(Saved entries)

——————————

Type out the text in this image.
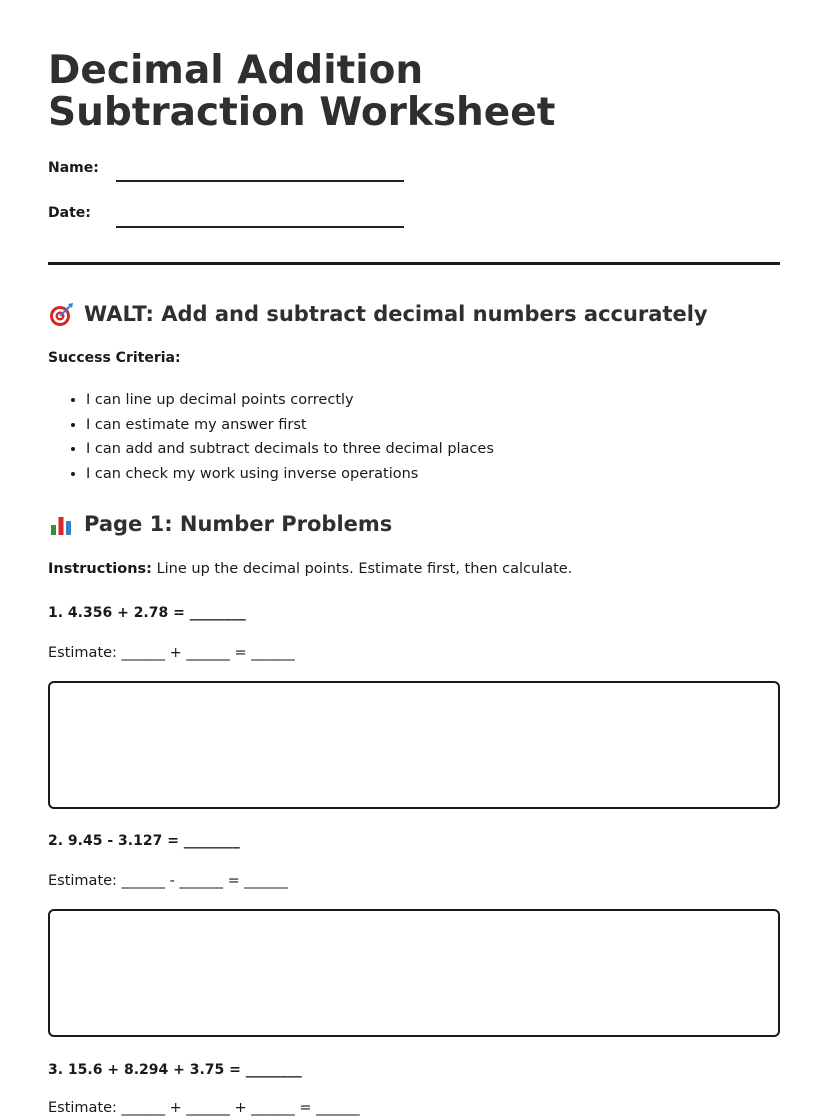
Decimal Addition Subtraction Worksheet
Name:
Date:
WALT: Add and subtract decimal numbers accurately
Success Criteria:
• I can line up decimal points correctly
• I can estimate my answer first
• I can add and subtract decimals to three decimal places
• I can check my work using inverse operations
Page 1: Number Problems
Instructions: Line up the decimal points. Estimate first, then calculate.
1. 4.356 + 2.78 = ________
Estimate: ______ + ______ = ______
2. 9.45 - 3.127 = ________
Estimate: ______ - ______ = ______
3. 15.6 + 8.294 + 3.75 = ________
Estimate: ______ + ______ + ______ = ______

——————————

◆ SET EXERCISE:
Copy out all lines above that include the string "points".

◆ RESULT OF THE TASK:
• I can line up decimal points correctly
Instructions: Line up the decimal points. Estimate first, then calculate.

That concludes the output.